[Collection entries]
>> start

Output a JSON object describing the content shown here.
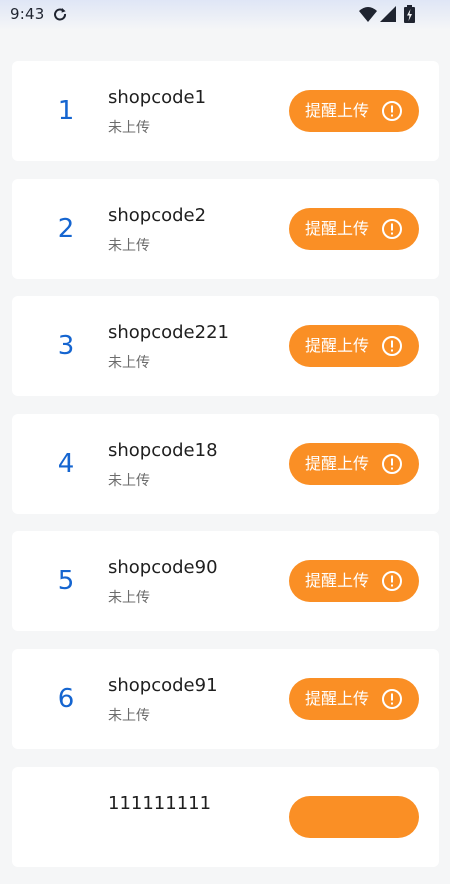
{
  "status_bar": {
    "time": "9:43",
    "icons": [
      "sync-icon",
      "wifi-icon",
      "signal-icon",
      "battery-icon"
    ]
  },
  "colors": {
    "accent_orange": "#fa8f25",
    "index_blue": "#1565d0",
    "card_bg": "#ffffff",
    "page_bg": "#f5f6f7"
  },
  "shops": [
    {
      "index": "1",
      "code": "shopcode1",
      "status": "未上传",
      "button_label": "提醒上传"
    },
    {
      "index": "2",
      "code": "shopcode2",
      "status": "未上传",
      "button_label": "提醒上传"
    },
    {
      "index": "3",
      "code": "shopcode221",
      "status": "未上传",
      "button_label": "提醒上传"
    },
    {
      "index": "4",
      "code": "shopcode18",
      "status": "未上传",
      "button_label": "提醒上传"
    },
    {
      "index": "5",
      "code": "shopcode90",
      "status": "未上传",
      "button_label": "提醒上传"
    },
    {
      "index": "6",
      "code": "shopcode91",
      "status": "未上传",
      "button_label": "提醒上传"
    },
    {
      "index": "",
      "code": "111111111",
      "status": "",
      "button_label": ""
    }
  ]
}
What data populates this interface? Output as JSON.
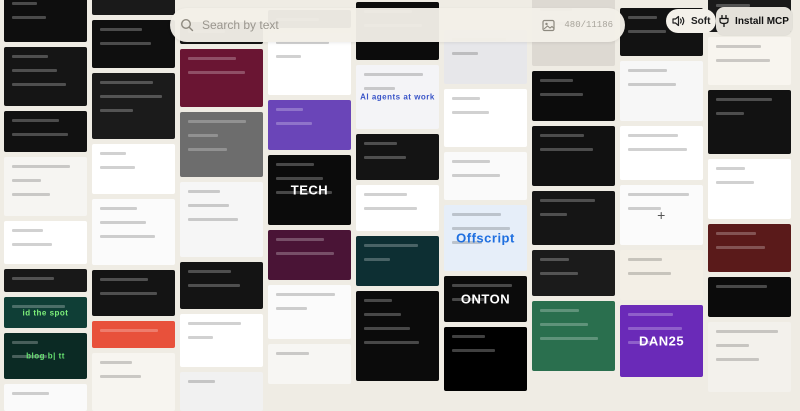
{
  "search": {
    "placeholder": "Search by text",
    "count": "480/11186"
  },
  "controls": {
    "soft_label": "Soft",
    "install_label": "Install MCP"
  },
  "gallery": [
    [
      {
        "bg": "#0e0e0e",
        "h": 54,
        "light": false
      },
      {
        "bg": "#151515",
        "h": 66,
        "light": false
      },
      {
        "bg": "#111111",
        "h": 46,
        "light": false
      },
      {
        "bg": "#f6f5f2",
        "h": 66,
        "light": true
      },
      {
        "bg": "#ffffff",
        "h": 48,
        "light": true
      },
      {
        "bg": "#181818",
        "h": 26,
        "light": false
      },
      {
        "bg": "#0f3e36",
        "h": 34,
        "light": false,
        "text": "id the spot",
        "tc": "#7ef07a"
      },
      {
        "bg": "#0b2a24",
        "h": 52,
        "light": false,
        "text": "blog   b|   tt",
        "tc": "#66e070"
      },
      {
        "bg": "#fafafa",
        "h": 30,
        "light": true
      }
    ],
    [
      {
        "bg": "#1a1a1a",
        "h": 36,
        "light": false
      },
      {
        "bg": "#0f0f0f",
        "h": 50,
        "light": false
      },
      {
        "bg": "#1b1b1b",
        "h": 68,
        "light": false
      },
      {
        "bg": "#ffffff",
        "h": 52,
        "light": true
      },
      {
        "bg": "#fbfbfb",
        "h": 68,
        "light": true
      },
      {
        "bg": "#141414",
        "h": 48,
        "light": false
      },
      {
        "bg": "#e8513b",
        "h": 28,
        "light": false
      },
      {
        "bg": "#f7f5f0",
        "h": 60,
        "light": true
      }
    ],
    [
      {
        "bg": "#141414",
        "h": 22,
        "light": false
      },
      {
        "bg": "#6a1533",
        "h": 60,
        "light": false
      },
      {
        "bg": "#6d6d6d",
        "h": 66,
        "light": false
      },
      {
        "bg": "#f6f6f6",
        "h": 76,
        "light": true
      },
      {
        "bg": "#141414",
        "h": 48,
        "light": false
      },
      {
        "bg": "#ffffff",
        "h": 54,
        "light": true
      },
      {
        "bg": "#f1f1f1",
        "h": 40,
        "light": true
      }
    ],
    [
      {
        "bg": "#111111",
        "h": 18,
        "light": false
      },
      {
        "bg": "#ffffff",
        "h": 62,
        "light": true
      },
      {
        "bg": "#6a45b8",
        "h": 50,
        "light": false
      },
      {
        "bg": "#0b0b0b",
        "h": 70,
        "light": false,
        "text": "TECH",
        "tc": "#ffffff"
      },
      {
        "bg": "#4a1436",
        "h": 50,
        "light": false
      },
      {
        "bg": "#fbfbfb",
        "h": 54,
        "light": true
      },
      {
        "bg": "#f7f6f3",
        "h": 40,
        "light": true
      }
    ],
    [
      {
        "bg": "#0c0c0c",
        "h": 58,
        "light": false
      },
      {
        "bg": "#f4f4f7",
        "h": 64,
        "light": true,
        "text": "AI agents at work",
        "tc": "#3a55c8"
      },
      {
        "bg": "#141414",
        "h": 46,
        "light": false
      },
      {
        "bg": "#ffffff",
        "h": 46,
        "light": true
      },
      {
        "bg": "#0d2f33",
        "h": 50,
        "light": false
      },
      {
        "bg": "#0b0b0b",
        "h": 90,
        "light": false
      }
    ],
    [
      {
        "bg": "#e7e7ea",
        "h": 54,
        "light": true
      },
      {
        "bg": "#ffffff",
        "h": 58,
        "light": true
      },
      {
        "bg": "#fafafa",
        "h": 48,
        "light": true
      },
      {
        "bg": "#e6eef9",
        "h": 66,
        "light": true,
        "text": "Offscript",
        "tc": "#1f6fe0"
      },
      {
        "bg": "#0b0b0b",
        "h": 46,
        "light": false,
        "text": "ONTON",
        "tc": "#ffffff"
      },
      {
        "bg": "#000000",
        "h": 64,
        "light": false
      }
    ],
    [
      {
        "bg": "#ddd9d2",
        "h": 80,
        "light": true
      },
      {
        "bg": "#0c0c0c",
        "h": 50,
        "light": false
      },
      {
        "bg": "#111111",
        "h": 60,
        "light": false
      },
      {
        "bg": "#151515",
        "h": 54,
        "light": false
      },
      {
        "bg": "#1b1b1b",
        "h": 46,
        "light": false
      },
      {
        "bg": "#2a6f4e",
        "h": 70,
        "light": false
      }
    ],
    [
      {
        "bg": "#121212",
        "h": 48,
        "light": false
      },
      {
        "bg": "#f7f7f7",
        "h": 60,
        "light": true
      },
      {
        "bg": "#ffffff",
        "h": 54,
        "light": true
      },
      {
        "bg": "#fbfbfb",
        "h": 60,
        "light": true,
        "plus": true
      },
      {
        "bg": "#f3efe6",
        "h": 50,
        "light": true
      },
      {
        "bg": "#6a2ab8",
        "h": 72,
        "light": false,
        "text": "DAN25",
        "tc": "#ffffff"
      }
    ],
    [
      {
        "bg": "#1a1a1a",
        "h": 36,
        "light": false
      },
      {
        "bg": "#f8f5ef",
        "h": 48,
        "light": true
      },
      {
        "bg": "#121212",
        "h": 64,
        "light": false
      },
      {
        "bg": "#ffffff",
        "h": 60,
        "light": true
      },
      {
        "bg": "#5a1a1a",
        "h": 48,
        "light": false
      },
      {
        "bg": "#0b0b0b",
        "h": 40,
        "light": false
      },
      {
        "bg": "#f3f1ec",
        "h": 70,
        "light": true
      }
    ]
  ]
}
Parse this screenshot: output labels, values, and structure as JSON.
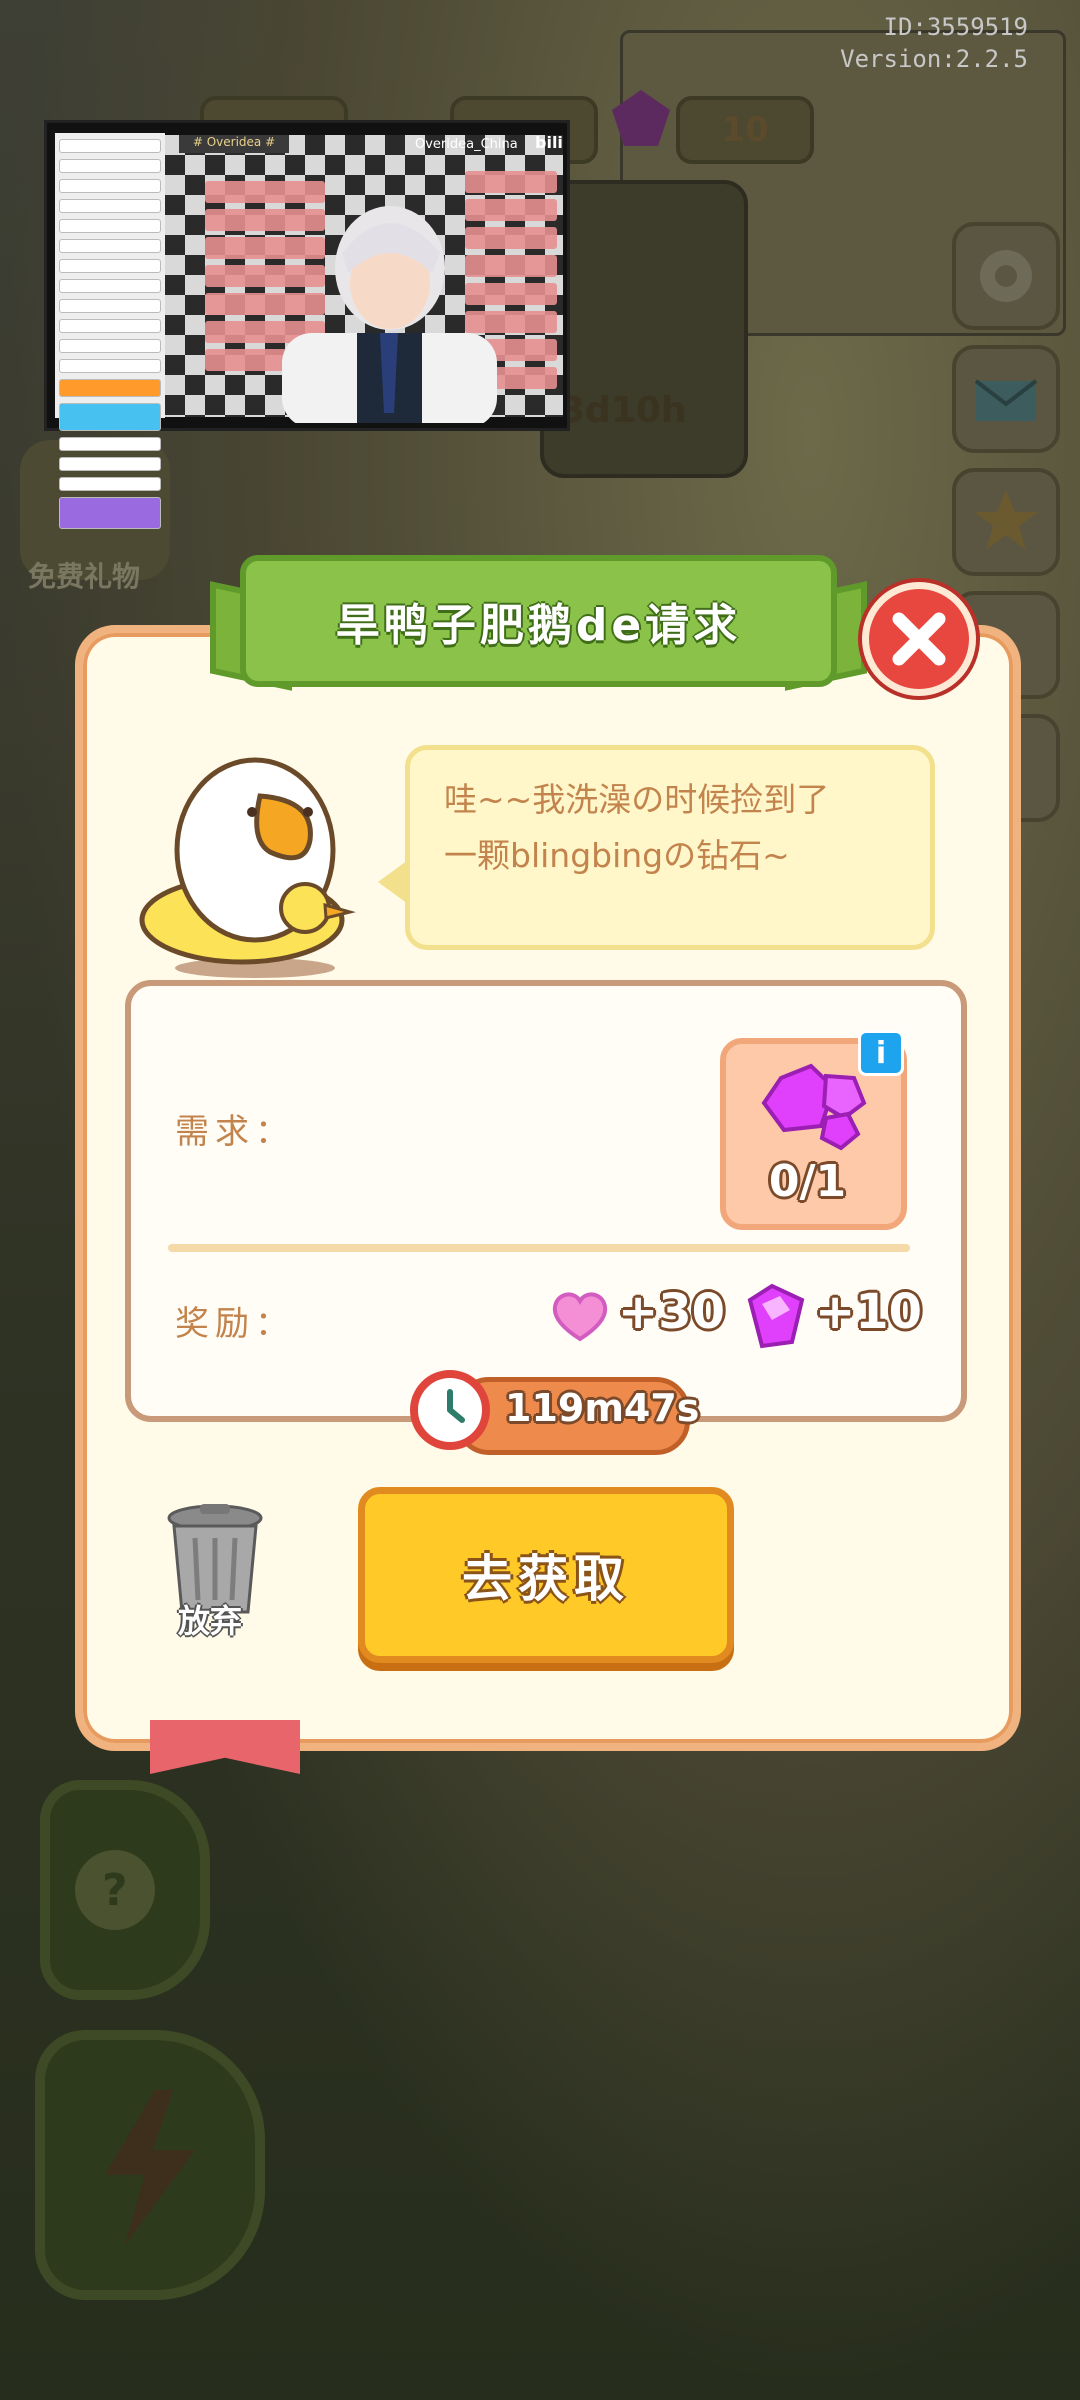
{
  "hud": {
    "id_text": "ID:3559519",
    "version_text": "Version:2.2.5",
    "gem_count": "10",
    "event_timer": "3d10h",
    "free_gift_label": "免费礼物"
  },
  "live_overlay": {
    "channel_tag": "# Overidea #",
    "streamer_name": "Overidea_China",
    "platform_logo": "bili"
  },
  "dialog": {
    "title": "旱鸭子肥鹅de请求",
    "speech_line1": "哇~~我洗澡の时候捡到了",
    "speech_line2": "一颗blingbingの钻石~",
    "requirement_label": "需求：",
    "requirement_progress": "0/1",
    "reward_label": "奖励：",
    "reward_hearts": "+30",
    "reward_gems": "+10",
    "timer": "119m47s",
    "go_button": "去获取",
    "abandon_label": "放弃"
  },
  "colors": {
    "banner_green": "#8bc34a",
    "close_red": "#e8473f",
    "go_yellow": "#ffc928",
    "gem_pink": "#e040fb",
    "heart_pink": "#f48fd6"
  },
  "icons": [
    "close-icon",
    "duck-icon",
    "gem-icon",
    "heart-icon",
    "clock-icon",
    "trash-icon",
    "info-icon",
    "gear-icon",
    "mail-icon",
    "star-icon",
    "help-icon",
    "lightning-icon"
  ]
}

>> end

■ EXERCISE BRIEF:
Only a number is wanted: how many lines of the data above contain "this"?

■ EXERCISE OUTPUT:
2